═══ Listed records ═══

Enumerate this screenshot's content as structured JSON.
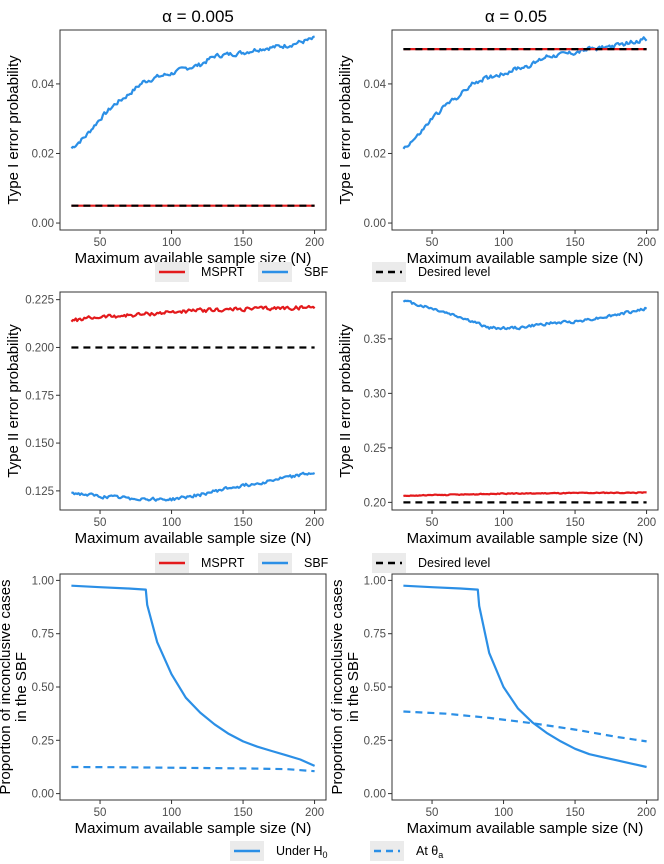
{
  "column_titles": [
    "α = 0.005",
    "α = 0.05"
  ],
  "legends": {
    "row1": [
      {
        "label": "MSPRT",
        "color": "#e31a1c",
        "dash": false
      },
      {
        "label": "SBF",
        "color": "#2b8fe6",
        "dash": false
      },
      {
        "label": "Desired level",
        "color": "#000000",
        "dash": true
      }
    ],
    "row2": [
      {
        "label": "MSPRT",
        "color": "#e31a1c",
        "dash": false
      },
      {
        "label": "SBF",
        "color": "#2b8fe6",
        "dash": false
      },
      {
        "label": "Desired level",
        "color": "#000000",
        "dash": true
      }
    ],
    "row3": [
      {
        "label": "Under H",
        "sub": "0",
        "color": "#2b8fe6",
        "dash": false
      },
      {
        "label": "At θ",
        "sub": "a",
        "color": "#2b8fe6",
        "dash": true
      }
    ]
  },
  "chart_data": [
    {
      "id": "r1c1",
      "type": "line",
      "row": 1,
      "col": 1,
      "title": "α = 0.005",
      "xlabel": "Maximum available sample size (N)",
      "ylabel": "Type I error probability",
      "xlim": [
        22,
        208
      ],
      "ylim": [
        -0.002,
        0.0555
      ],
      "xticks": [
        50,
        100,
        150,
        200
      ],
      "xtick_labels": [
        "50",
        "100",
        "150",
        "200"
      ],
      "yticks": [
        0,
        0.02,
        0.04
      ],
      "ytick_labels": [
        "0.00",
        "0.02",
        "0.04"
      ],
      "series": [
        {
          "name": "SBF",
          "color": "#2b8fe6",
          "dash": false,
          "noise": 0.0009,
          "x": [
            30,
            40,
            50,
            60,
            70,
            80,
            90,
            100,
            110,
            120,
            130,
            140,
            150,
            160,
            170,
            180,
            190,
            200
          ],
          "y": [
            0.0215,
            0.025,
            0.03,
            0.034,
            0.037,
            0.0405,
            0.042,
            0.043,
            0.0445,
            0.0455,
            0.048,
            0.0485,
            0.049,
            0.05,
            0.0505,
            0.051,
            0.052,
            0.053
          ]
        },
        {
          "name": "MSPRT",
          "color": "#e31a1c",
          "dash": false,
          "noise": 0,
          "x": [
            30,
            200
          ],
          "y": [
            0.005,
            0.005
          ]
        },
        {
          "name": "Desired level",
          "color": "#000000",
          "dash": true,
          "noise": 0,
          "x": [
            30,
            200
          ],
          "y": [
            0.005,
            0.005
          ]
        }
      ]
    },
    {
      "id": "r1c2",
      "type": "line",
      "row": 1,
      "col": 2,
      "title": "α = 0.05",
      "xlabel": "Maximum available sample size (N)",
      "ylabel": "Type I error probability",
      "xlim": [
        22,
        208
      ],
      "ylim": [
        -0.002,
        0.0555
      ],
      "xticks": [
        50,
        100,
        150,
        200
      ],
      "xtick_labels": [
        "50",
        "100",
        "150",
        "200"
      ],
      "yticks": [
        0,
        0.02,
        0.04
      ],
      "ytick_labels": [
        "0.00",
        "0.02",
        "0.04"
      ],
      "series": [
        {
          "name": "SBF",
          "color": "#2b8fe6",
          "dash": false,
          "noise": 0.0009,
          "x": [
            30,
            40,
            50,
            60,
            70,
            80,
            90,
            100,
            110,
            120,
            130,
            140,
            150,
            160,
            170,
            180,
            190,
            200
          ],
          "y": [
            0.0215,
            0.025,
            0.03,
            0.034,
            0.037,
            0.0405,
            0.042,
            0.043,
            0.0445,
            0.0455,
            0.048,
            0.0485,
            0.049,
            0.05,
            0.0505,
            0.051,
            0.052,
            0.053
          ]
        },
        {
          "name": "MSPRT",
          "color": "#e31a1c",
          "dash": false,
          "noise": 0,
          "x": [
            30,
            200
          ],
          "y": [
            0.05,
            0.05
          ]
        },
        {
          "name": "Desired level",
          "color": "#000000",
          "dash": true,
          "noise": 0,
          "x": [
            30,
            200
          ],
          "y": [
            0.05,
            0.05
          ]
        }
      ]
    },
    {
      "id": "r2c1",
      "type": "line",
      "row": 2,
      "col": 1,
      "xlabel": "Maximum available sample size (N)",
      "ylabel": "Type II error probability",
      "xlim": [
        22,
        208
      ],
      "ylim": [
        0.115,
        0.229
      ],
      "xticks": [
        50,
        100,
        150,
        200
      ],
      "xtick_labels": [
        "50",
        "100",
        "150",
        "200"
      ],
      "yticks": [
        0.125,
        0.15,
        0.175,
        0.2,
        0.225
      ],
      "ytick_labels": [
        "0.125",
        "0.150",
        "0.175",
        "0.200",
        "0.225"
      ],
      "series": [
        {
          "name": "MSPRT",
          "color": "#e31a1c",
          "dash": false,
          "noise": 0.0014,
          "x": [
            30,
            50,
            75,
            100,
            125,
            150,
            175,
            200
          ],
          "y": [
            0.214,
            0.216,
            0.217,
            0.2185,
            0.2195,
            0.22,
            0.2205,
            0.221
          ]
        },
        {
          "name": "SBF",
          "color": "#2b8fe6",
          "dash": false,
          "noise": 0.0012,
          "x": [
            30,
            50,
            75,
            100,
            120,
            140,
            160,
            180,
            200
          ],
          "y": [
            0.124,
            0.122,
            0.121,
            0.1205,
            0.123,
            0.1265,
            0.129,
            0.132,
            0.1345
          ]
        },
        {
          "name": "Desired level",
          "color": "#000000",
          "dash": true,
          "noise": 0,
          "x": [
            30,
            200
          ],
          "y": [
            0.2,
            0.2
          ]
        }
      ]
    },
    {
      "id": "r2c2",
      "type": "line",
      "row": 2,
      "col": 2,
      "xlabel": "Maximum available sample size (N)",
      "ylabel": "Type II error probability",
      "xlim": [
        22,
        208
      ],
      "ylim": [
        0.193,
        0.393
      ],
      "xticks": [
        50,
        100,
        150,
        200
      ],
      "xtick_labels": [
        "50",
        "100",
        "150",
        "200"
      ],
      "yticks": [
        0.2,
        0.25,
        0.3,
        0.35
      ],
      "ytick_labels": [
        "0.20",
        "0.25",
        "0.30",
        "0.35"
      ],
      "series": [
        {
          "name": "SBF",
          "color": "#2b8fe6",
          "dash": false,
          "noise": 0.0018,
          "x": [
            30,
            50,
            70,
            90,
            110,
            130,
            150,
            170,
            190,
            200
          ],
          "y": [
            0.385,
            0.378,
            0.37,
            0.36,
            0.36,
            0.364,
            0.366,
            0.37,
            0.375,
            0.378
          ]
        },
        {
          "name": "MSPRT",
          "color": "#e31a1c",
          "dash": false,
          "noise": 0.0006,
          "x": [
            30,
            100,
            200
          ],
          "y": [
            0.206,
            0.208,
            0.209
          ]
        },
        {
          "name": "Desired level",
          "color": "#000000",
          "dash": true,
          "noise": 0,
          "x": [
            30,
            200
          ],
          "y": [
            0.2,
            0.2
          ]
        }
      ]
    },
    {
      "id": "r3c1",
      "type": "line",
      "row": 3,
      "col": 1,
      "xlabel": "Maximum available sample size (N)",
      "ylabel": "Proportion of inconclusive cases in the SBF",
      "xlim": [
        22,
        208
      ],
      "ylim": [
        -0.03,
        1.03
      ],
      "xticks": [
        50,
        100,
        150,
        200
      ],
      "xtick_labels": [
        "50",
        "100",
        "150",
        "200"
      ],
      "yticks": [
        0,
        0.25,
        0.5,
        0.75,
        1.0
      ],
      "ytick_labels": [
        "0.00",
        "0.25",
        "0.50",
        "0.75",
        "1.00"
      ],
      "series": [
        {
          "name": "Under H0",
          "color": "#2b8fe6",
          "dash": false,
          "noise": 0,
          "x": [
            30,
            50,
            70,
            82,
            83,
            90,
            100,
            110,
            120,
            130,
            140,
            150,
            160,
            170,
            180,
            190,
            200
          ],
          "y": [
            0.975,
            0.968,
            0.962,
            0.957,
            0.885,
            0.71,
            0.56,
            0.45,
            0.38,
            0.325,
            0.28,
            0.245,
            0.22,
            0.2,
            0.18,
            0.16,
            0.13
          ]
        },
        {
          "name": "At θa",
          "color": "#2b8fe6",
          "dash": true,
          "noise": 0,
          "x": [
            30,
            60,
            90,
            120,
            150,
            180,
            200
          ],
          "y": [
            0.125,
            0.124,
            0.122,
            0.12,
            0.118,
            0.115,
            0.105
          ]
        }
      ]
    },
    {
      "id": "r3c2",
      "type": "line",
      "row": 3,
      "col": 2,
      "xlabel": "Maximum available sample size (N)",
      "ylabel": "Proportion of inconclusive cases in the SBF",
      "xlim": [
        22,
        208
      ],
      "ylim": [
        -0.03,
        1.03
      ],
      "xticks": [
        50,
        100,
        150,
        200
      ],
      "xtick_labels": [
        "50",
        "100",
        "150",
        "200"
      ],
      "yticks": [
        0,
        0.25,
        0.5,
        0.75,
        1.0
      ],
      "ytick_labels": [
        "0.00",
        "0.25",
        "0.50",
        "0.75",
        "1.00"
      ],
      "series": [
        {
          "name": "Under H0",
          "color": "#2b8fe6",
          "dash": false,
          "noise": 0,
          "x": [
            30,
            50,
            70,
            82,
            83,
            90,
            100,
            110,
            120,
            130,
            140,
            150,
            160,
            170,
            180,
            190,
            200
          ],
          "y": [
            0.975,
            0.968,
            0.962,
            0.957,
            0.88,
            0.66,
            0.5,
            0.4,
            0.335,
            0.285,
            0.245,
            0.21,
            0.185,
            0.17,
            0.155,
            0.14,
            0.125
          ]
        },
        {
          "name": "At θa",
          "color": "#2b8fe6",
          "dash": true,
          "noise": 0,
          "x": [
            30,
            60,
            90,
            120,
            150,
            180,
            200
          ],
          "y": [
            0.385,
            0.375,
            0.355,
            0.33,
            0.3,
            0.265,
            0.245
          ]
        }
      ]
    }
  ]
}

═══
═══ Listed records ═══

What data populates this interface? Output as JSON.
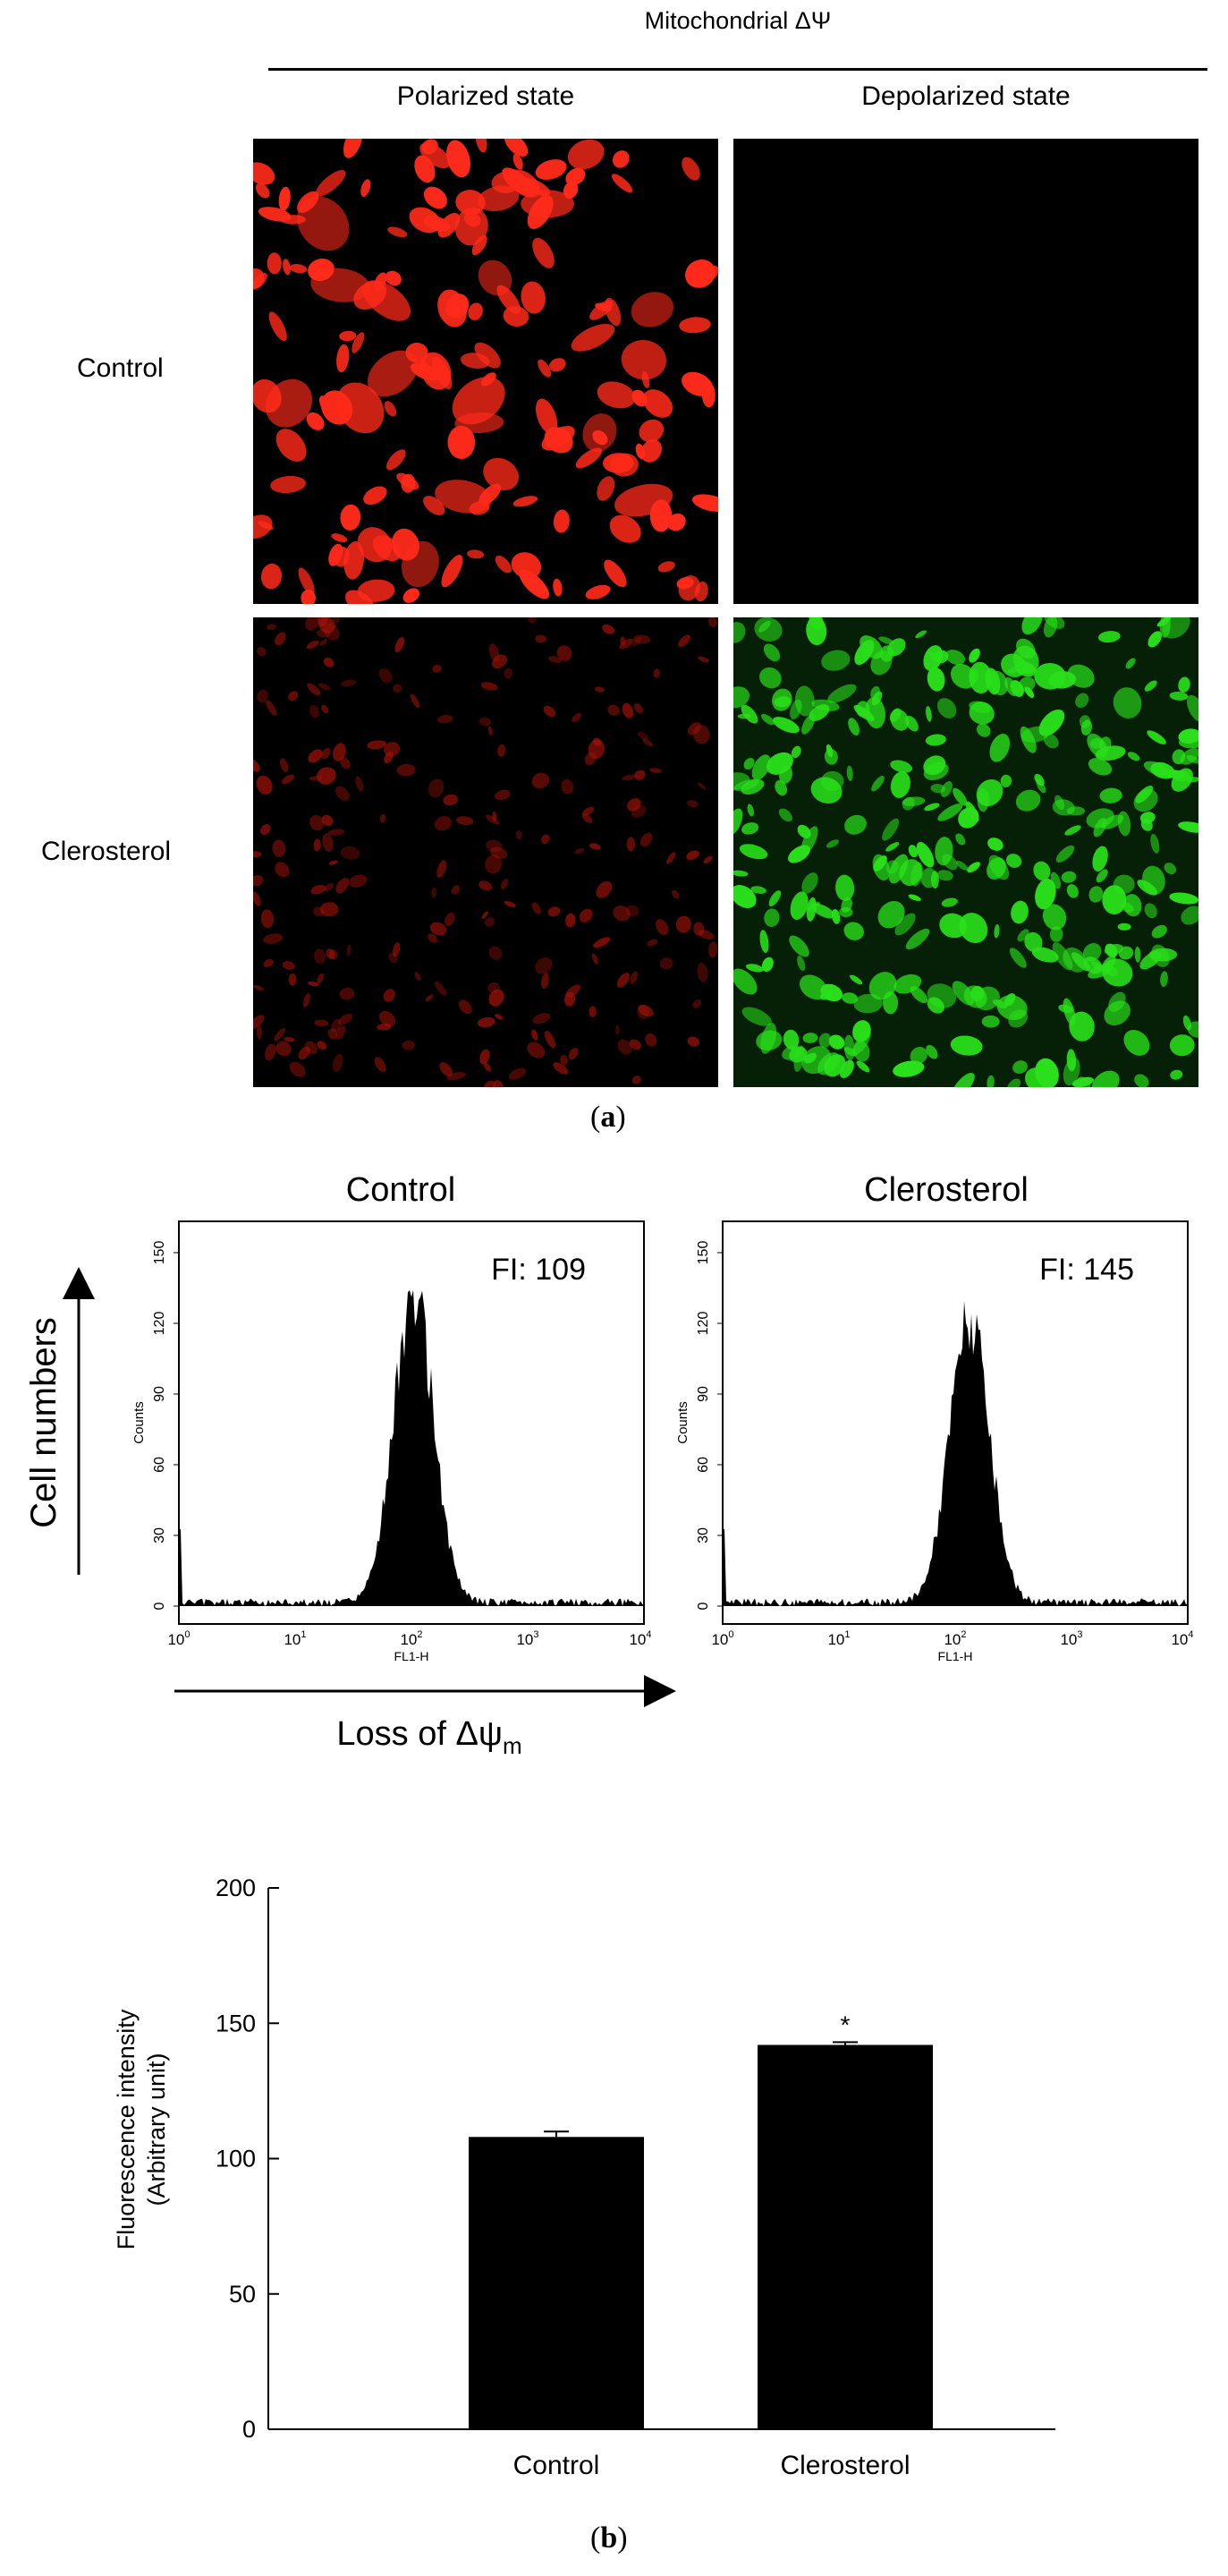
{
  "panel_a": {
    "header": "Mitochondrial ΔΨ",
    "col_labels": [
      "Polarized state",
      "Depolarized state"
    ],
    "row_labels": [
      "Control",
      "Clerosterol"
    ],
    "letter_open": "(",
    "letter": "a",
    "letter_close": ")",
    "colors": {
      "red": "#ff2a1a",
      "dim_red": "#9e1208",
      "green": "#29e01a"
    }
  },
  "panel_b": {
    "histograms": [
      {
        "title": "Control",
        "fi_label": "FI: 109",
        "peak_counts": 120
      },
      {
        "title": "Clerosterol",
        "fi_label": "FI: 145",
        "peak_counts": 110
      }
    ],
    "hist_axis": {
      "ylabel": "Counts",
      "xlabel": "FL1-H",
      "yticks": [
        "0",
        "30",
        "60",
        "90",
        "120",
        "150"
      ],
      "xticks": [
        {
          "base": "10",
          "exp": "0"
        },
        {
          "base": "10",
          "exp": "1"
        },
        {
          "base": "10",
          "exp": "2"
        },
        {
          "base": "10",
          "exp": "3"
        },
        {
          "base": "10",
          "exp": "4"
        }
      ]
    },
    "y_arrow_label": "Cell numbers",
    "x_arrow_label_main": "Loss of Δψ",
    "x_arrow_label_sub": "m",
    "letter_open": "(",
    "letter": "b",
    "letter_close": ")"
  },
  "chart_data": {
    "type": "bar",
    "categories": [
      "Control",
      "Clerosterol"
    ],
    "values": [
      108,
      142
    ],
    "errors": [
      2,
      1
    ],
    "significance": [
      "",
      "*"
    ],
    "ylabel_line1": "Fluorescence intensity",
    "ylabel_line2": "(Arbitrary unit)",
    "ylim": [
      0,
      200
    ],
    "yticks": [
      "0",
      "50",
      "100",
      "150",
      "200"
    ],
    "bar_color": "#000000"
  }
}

═══

- [Objective] Copy all lines from the material that hold "state".

- [Output]
      "Polarized state",
      "Depolarized state"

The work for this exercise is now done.